▸ **THE INPUT**:
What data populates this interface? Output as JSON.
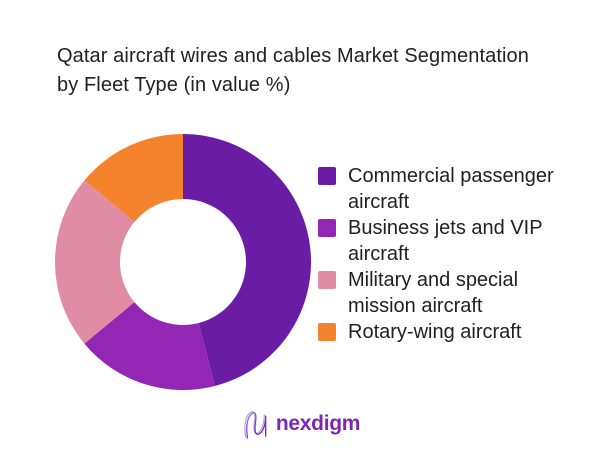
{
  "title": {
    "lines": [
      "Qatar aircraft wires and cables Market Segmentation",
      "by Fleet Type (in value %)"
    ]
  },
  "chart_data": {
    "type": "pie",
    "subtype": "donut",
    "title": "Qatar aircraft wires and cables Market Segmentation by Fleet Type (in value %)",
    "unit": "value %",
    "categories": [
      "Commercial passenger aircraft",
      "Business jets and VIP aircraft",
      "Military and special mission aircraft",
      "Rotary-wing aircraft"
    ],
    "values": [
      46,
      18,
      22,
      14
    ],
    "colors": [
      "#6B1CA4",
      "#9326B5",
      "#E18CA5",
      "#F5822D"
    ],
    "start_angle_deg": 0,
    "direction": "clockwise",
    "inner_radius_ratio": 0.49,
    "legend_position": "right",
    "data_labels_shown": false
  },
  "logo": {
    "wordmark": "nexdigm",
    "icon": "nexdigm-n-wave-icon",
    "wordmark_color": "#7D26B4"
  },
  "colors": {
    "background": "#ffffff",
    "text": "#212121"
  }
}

▸ **WHAT THE TASK ASKS**: The records above are to be reproduced exactly; the pictures are to be left out.

▸ **EXERCISE RESPONSE**:
What data populates this interface? Output as JSON.
{
  "title": {
    "lines": [
      "Qatar aircraft wires and cables Market Segmentation",
      "by Fleet Type (in value %)"
    ]
  },
  "chart_data": {
    "type": "pie",
    "subtype": "donut",
    "title": "Qatar aircraft wires and cables Market Segmentation by Fleet Type (in value %)",
    "unit": "value %",
    "categories": [
      "Commercial passenger aircraft",
      "Business jets and VIP aircraft",
      "Military and special mission aircraft",
      "Rotary-wing aircraft"
    ],
    "values": [
      46,
      18,
      22,
      14
    ],
    "colors": [
      "#6B1CA4",
      "#9326B5",
      "#E18CA5",
      "#F5822D"
    ],
    "start_angle_deg": 0,
    "direction": "clockwise",
    "inner_radius_ratio": 0.49,
    "legend_position": "right",
    "data_labels_shown": false
  },
  "logo": {
    "wordmark": "nexdigm",
    "icon": "nexdigm-n-wave-icon",
    "wordmark_color": "#7D26B4"
  },
  "colors": {
    "background": "#ffffff",
    "text": "#212121"
  }
}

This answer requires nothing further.